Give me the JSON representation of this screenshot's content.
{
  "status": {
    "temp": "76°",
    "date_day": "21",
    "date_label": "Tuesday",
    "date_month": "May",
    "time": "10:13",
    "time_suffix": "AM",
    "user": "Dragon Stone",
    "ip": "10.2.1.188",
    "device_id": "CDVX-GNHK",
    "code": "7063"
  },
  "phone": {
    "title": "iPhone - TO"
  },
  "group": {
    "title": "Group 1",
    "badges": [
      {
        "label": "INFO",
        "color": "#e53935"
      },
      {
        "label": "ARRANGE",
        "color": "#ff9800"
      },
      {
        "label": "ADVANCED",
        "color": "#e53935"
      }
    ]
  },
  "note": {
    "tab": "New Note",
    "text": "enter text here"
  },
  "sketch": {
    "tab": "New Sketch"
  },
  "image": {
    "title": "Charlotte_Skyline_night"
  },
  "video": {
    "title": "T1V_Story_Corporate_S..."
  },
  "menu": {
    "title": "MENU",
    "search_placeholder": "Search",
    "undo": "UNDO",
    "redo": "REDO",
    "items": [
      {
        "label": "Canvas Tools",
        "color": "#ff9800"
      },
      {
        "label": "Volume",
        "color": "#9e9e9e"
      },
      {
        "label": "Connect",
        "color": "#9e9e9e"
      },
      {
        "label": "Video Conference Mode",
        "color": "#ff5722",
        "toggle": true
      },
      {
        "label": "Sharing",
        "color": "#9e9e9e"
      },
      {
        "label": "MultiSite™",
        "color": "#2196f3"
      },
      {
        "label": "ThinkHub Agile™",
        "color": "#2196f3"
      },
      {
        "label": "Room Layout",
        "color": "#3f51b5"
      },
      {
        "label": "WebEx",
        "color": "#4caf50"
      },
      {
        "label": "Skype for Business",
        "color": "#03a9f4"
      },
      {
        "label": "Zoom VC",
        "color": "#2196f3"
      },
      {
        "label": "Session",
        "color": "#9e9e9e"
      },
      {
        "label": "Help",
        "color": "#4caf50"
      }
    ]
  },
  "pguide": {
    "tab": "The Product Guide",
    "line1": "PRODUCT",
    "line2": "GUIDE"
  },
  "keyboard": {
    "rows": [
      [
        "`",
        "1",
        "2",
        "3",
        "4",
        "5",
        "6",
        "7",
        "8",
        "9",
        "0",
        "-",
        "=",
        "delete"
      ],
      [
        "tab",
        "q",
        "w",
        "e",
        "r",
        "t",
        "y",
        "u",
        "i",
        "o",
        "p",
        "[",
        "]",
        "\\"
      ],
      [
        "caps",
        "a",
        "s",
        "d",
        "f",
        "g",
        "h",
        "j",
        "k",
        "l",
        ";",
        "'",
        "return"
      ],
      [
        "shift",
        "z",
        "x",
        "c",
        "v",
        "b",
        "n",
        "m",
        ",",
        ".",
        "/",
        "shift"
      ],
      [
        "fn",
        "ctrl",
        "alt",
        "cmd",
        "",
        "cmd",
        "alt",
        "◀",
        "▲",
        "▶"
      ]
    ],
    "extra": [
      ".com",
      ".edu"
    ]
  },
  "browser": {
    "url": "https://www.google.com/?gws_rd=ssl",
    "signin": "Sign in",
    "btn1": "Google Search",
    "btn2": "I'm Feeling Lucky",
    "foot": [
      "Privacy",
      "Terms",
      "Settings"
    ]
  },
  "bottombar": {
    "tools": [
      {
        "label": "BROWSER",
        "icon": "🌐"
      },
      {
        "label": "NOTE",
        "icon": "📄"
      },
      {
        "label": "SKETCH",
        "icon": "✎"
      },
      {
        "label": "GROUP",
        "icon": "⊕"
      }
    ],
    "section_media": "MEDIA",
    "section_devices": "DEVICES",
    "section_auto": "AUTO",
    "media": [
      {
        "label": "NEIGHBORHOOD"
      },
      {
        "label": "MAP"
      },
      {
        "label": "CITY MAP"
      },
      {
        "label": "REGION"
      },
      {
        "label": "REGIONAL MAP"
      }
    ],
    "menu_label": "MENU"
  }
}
########
## SET TASK
How many lines of these entries contain "Search"? Answer with the number and nothing else.

## RESPONSE TO THIS EXERCISE
2